**The request:** Return the records exactly as they are.

Saved entries
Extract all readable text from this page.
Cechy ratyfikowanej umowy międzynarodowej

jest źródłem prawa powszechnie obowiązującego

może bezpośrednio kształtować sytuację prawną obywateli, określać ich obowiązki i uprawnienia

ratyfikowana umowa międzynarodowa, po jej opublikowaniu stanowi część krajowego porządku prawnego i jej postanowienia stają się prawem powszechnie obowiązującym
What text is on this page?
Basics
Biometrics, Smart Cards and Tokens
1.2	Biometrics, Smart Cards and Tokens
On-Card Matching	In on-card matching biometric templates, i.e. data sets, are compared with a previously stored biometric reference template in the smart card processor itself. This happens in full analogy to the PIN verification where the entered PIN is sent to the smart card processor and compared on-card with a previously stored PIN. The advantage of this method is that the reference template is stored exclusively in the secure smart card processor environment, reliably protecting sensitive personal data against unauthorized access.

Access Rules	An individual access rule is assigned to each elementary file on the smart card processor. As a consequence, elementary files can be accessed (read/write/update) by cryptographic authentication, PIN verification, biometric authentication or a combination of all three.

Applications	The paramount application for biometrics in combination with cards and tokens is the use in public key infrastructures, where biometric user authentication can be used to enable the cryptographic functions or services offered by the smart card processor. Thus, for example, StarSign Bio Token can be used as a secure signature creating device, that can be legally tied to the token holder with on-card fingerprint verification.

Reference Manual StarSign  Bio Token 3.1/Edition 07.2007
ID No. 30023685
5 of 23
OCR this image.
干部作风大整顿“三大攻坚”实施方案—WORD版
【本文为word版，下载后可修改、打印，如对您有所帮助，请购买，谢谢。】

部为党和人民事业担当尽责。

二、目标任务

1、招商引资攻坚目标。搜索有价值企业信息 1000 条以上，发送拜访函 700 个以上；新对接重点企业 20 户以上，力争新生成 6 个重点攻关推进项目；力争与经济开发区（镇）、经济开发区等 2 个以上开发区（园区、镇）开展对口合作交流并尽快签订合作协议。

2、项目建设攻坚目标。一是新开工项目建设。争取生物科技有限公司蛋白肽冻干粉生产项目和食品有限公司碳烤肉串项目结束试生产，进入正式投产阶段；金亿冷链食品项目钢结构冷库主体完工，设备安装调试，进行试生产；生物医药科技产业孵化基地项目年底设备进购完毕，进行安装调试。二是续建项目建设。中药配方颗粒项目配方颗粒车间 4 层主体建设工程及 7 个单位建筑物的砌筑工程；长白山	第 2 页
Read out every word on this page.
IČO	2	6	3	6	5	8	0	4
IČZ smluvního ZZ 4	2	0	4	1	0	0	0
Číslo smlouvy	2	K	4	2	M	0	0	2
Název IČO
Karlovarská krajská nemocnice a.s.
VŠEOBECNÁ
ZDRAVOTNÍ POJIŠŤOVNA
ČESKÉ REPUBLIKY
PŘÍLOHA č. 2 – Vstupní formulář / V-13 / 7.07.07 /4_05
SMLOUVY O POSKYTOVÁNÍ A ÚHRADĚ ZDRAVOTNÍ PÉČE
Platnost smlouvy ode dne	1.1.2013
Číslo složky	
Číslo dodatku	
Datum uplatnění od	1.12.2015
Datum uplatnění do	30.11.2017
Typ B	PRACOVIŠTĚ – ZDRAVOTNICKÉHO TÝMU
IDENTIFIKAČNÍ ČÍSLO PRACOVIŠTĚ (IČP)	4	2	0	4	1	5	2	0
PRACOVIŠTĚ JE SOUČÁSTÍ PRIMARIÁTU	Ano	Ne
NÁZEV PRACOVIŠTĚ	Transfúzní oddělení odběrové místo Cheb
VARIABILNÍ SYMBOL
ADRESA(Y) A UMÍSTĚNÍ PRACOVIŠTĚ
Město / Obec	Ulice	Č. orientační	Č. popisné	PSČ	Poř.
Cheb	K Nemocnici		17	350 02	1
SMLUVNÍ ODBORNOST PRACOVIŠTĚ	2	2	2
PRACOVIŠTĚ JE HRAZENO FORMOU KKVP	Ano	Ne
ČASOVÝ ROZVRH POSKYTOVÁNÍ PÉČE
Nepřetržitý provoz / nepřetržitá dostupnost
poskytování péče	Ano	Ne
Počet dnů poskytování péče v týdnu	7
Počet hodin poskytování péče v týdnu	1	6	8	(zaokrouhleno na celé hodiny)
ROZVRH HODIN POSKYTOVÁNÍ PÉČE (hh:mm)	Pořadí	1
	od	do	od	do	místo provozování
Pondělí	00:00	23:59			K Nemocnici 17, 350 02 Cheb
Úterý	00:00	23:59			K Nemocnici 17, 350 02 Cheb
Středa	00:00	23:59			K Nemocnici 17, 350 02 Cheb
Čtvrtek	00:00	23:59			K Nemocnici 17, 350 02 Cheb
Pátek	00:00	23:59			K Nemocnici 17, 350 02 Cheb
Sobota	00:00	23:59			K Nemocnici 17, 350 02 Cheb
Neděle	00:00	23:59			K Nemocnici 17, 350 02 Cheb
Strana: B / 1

**Answer to the exercise:**
Extract all readable text from this page.
Cechy ratyfikowanej umowy międzynarodowej

jest źródłem prawa powszechnie obowiązującego

może bezpośrednio kształtować sytuację prawną obywateli, określać ich obowiązki i uprawnienia

ratyfikowana umowa międzynarodowa, po jej opublikowaniu stanowi część krajowego porządku prawnego i jej postanowienia stają się prawem powszechnie obowiązującym
What text is on this page?
Basics
Biometrics, Smart Cards and Tokens
1.2	Biometrics, Smart Cards and Tokens
On-Card Matching	In on-card matching biometric templates, i.e. data sets, are compared with a previously stored biometric reference template in the smart card processor itself. This happens in full analogy to the PIN verification where the entered PIN is sent to the smart card processor and compared on-card with a previously stored PIN. The advantage of this method is that the reference template is stored exclusively in the secure smart card processor environment, reliably protecting sensitive personal data against unauthorized access.

Access Rules	An individual access rule is assigned to each elementary file on the smart card processor. As a consequence, elementary files can be accessed (read/write/update) by cryptographic authentication, PIN verification, biometric authentication or a combination of all three.

Applications	The paramount application for biometrics in combination with cards and tokens is the use in public key infrastructures, where biometric user authentication can be used to enable the cryptographic functions or services offered by the smart card processor. Thus, for example, StarSign Bio Token can be used as a secure signature creating device, that can be legally tied to the token holder with on-card fingerprint verification.

Reference Manual StarSign  Bio Token 3.1/Edition 07.2007
ID No. 30023685
5 of 23
OCR this image.
干部作风大整顿“三大攻坚”实施方案—WORD版
【本文为word版，下载后可修改、打印，如对您有所帮助，请购买，谢谢。】

部为党和人民事业担当尽责。

二、目标任务

1、招商引资攻坚目标。搜索有价值企业信息 1000 条以上，发送拜访函 700 个以上；新对接重点企业 20 户以上，力争新生成 6 个重点攻关推进项目；力争与经济开发区（镇）、经济开发区等 2 个以上开发区（园区、镇）开展对口合作交流并尽快签订合作协议。

2、项目建设攻坚目标。一是新开工项目建设。争取生物科技有限公司蛋白肽冻干粉生产项目和食品有限公司碳烤肉串项目结束试生产，进入正式投产阶段；金亿冷链食品项目钢结构冷库主体完工，设备安装调试，进行试生产；生物医药科技产业孵化基地项目年底设备进购完毕，进行安装调试。二是续建项目建设。中药配方颗粒项目配方颗粒车间 4 层主体建设工程及 7 个单位建筑物的砌筑工程；长白山	第 2 页
Read out every word on this page.
IČO	2	6	3	6	5	8	0	4
IČZ smluvního ZZ 4	2	0	4	1	0	0	0
Číslo smlouvy	2	K	4	2	M	0	0	2
Název IČO
Karlovarská krajská nemocnice a.s.
VŠEOBECNÁ
ZDRAVOTNÍ POJIŠŤOVNA
ČESKÉ REPUBLIKY
PŘÍLOHA č. 2 – Vstupní formulář / V-13 / 7.07.07 /4_05
SMLOUVY O POSKYTOVÁNÍ A ÚHRADĚ ZDRAVOTNÍ PÉČE
Platnost smlouvy ode dne	1.1.2013
Číslo složky	
Číslo dodatku	
Datum uplatnění od	1.12.2015
Datum uplatnění do	30.11.2017
Typ B	PRACOVIŠTĚ – ZDRAVOTNICKÉHO TÝMU
IDENTIFIKAČNÍ ČÍSLO PRACOVIŠTĚ (IČP)	4	2	0	4	1	5	2	0
PRACOVIŠTĚ JE SOUČÁSTÍ PRIMARIÁTU	Ano	Ne
NÁZEV PRACOVIŠTĚ	Transfúzní oddělení odběrové místo Cheb
VARIABILNÍ SYMBOL
ADRESA(Y) A UMÍSTĚNÍ PRACOVIŠTĚ
Město / Obec	Ulice	Č. orientační	Č. popisné	PSČ	Poř.
Cheb	K Nemocnici		17	350 02	1
SMLUVNÍ ODBORNOST PRACOVIŠTĚ	2	2	2
PRACOVIŠTĚ JE HRAZENO FORMOU KKVP	Ano	Ne
ČASOVÝ ROZVRH POSKYTOVÁNÍ PÉČE
Nepřetržitý provoz / nepřetržitá dostupnost
poskytování péče	Ano	Ne
Počet dnů poskytování péče v týdnu	7
Počet hodin poskytování péče v týdnu	1	6	8	(zaokrouhleno na celé hodiny)
ROZVRH HODIN POSKYTOVÁNÍ PÉČE (hh:mm)	Pořadí	1
	od	do	od	do	místo provozování
Pondělí	00:00	23:59			K Nemocnici 17, 350 02 Cheb
Úterý	00:00	23:59			K Nemocnici 17, 350 02 Cheb
Středa	00:00	23:59			K Nemocnici 17, 350 02 Cheb
Čtvrtek	00:00	23:59			K Nemocnici 17, 350 02 Cheb
Pátek	00:00	23:59			K Nemocnici 17, 350 02 Cheb
Sobota	00:00	23:59			K Nemocnici 17, 350 02 Cheb
Neděle	00:00	23:59			K Nemocnici 17, 350 02 Cheb
Strana: B / 1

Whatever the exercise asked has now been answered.